Goal
State how many lines in these records contain the word "balance", and nothing else.
---------------
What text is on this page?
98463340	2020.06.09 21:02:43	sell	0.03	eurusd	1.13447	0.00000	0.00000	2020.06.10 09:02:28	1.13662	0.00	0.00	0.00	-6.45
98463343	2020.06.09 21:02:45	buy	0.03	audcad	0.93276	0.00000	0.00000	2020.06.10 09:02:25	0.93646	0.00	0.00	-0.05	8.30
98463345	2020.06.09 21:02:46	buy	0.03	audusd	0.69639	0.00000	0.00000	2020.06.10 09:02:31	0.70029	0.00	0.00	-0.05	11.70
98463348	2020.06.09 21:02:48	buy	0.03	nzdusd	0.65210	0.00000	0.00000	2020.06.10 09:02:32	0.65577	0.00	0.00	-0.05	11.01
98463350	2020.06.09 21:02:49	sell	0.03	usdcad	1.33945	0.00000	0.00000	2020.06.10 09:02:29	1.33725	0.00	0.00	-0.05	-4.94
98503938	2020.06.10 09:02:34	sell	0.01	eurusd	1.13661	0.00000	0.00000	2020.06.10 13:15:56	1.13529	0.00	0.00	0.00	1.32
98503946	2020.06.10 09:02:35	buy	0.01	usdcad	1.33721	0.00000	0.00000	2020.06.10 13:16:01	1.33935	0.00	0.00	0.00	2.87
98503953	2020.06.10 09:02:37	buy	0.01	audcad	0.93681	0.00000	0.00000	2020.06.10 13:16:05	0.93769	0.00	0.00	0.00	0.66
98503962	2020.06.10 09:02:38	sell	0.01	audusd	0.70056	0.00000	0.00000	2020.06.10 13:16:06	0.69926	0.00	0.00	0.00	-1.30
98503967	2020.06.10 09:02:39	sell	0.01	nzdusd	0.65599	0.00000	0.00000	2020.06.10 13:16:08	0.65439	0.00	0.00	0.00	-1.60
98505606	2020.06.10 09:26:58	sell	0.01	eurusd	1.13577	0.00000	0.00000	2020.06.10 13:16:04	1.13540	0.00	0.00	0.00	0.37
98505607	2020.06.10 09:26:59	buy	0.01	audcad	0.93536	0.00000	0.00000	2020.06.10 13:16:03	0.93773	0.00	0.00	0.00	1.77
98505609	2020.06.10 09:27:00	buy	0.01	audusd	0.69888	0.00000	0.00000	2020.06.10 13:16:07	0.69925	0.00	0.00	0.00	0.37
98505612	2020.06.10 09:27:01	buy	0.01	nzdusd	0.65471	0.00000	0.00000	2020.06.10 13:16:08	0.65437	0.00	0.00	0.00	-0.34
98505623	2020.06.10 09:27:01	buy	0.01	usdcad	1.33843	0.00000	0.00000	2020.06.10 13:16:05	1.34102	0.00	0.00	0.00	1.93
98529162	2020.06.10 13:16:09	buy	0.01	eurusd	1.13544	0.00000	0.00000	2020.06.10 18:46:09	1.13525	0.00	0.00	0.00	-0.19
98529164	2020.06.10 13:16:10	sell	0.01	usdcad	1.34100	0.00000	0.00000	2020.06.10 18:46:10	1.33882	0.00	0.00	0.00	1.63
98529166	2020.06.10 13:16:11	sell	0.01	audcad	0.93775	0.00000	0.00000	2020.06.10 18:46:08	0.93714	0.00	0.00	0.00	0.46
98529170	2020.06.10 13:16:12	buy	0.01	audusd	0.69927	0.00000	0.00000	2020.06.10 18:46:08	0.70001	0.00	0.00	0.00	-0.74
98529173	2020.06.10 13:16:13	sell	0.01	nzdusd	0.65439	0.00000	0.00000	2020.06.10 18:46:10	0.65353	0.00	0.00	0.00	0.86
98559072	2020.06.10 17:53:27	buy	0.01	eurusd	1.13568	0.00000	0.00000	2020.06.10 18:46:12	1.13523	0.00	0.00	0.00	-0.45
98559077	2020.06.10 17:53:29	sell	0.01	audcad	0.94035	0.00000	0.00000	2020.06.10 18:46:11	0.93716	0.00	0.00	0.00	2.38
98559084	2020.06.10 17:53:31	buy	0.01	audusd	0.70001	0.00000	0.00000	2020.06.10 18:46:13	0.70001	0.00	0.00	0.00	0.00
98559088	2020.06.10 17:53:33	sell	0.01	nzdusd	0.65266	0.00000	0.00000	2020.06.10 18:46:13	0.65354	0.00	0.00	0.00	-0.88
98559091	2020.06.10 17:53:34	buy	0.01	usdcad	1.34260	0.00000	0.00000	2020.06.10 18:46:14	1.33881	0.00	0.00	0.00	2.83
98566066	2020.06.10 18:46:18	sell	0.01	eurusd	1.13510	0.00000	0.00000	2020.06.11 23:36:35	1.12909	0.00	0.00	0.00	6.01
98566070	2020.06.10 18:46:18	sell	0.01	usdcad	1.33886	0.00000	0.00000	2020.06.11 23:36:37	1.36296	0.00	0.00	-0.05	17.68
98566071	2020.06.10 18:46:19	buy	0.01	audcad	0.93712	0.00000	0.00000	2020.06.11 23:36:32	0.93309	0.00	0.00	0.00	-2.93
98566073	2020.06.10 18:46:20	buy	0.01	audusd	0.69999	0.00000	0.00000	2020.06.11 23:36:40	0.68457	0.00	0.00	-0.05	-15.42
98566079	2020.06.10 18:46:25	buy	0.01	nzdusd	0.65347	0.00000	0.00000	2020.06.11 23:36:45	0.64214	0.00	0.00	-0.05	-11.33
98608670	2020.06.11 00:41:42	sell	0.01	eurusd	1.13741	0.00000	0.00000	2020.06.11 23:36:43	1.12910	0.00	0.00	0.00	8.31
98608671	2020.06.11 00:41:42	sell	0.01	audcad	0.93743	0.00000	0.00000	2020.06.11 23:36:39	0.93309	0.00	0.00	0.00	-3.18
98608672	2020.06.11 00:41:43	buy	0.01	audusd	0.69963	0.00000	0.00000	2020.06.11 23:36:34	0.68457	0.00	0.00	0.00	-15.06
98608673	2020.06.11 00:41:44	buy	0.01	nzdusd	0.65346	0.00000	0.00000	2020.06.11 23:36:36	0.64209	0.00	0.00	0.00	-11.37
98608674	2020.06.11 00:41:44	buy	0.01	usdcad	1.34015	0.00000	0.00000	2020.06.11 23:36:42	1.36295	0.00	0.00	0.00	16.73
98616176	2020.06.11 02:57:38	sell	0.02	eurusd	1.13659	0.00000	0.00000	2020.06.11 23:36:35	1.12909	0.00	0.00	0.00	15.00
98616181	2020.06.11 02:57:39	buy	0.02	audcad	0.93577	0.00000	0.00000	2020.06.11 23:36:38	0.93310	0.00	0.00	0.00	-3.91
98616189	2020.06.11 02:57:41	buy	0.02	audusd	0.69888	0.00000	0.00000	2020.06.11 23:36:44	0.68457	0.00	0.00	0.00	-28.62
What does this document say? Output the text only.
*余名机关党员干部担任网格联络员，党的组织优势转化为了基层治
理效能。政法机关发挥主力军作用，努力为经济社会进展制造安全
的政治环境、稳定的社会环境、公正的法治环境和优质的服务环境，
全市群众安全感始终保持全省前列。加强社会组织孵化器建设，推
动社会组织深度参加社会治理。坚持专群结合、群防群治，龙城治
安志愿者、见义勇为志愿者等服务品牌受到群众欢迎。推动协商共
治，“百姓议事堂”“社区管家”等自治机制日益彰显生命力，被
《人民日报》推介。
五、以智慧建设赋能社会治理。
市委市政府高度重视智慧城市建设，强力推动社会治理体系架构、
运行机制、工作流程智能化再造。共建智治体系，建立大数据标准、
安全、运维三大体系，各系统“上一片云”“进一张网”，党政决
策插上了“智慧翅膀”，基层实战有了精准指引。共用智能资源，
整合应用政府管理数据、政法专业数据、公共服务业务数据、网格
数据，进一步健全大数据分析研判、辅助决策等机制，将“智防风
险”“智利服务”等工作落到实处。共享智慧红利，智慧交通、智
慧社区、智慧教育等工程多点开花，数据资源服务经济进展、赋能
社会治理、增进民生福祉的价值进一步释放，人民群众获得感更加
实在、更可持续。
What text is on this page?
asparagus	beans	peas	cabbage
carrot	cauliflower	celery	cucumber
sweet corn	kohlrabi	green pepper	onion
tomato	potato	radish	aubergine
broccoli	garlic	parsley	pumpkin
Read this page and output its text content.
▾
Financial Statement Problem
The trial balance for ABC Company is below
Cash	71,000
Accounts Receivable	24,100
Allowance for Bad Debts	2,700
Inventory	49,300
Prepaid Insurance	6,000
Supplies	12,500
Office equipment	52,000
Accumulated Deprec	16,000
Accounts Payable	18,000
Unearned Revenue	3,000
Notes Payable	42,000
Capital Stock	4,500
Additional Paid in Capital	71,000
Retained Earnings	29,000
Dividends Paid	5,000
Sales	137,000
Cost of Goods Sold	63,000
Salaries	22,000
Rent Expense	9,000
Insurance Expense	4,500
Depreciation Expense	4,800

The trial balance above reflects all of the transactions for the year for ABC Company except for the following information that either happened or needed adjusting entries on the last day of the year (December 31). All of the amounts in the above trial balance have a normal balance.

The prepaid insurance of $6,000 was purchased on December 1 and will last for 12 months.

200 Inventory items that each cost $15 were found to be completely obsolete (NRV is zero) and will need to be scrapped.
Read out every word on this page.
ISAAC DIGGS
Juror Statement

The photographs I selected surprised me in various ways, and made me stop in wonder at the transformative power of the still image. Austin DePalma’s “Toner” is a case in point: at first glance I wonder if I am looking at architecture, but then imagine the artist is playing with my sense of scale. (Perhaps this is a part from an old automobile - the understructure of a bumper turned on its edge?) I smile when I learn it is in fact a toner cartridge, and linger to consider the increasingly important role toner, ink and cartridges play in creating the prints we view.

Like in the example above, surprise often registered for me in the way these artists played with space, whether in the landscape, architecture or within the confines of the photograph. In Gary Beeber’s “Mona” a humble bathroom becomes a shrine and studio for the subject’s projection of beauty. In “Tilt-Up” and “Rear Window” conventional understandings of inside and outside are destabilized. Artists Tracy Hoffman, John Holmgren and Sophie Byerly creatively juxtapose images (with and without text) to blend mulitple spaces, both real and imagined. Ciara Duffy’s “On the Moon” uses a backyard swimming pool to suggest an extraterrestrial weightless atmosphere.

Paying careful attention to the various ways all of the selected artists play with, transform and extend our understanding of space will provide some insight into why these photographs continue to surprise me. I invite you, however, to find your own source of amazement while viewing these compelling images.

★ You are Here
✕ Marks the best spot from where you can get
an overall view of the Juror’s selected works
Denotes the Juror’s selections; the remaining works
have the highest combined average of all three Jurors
---------------
Completed exercise
2